GIVEN REQUEST => Please copy all the lines that follow, word for word.
-- start of DATASET EXTRACT --
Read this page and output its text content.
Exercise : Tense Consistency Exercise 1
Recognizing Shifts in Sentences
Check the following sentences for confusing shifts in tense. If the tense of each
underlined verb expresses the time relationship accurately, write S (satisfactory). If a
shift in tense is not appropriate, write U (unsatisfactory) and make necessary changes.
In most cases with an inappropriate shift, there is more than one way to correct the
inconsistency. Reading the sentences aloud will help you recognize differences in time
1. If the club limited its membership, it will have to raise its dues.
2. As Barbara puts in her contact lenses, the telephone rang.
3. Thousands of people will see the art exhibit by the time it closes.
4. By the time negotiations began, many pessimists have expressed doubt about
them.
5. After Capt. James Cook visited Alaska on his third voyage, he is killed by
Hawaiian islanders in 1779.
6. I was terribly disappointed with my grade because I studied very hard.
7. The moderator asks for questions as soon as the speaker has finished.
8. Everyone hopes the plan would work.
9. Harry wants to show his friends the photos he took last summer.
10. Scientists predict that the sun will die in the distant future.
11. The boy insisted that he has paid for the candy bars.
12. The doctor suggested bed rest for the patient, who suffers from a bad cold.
-- end of DATASET EXTRACT --
SOLUTION TO THE EXERCISE =>
Read this page and output its text content.
Exercise : Tense Consistency Exercise 1
Recognizing Shifts in Sentences
Check the following sentences for confusing shifts in tense. If the tense of each
underlined verb expresses the time relationship accurately, write S (satisfactory). If a
shift in tense is not appropriate, write U (unsatisfactory) and make necessary changes.
In most cases with an inappropriate shift, there is more than one way to correct the
inconsistency. Reading the sentences aloud will help you recognize differences in time
1. If the club limited its membership, it will have to raise its dues.
2. As Barbara puts in her contact lenses, the telephone rang.
3. Thousands of people will see the art exhibit by the time it closes.
4. By the time negotiations began, many pessimists have expressed doubt about
them.
5. After Capt. James Cook visited Alaska on his third voyage, he is killed by
Hawaiian islanders in 1779.
6. I was terribly disappointed with my grade because I studied very hard.
7. The moderator asks for questions as soon as the speaker has finished.
8. Everyone hopes the plan would work.
9. Harry wants to show his friends the photos he took last summer.
10. Scientists predict that the sun will die in the distant future.
11. The boy insisted that he has paid for the candy bars.
12. The doctor suggested bed rest for the patient, who suffers from a bad cold.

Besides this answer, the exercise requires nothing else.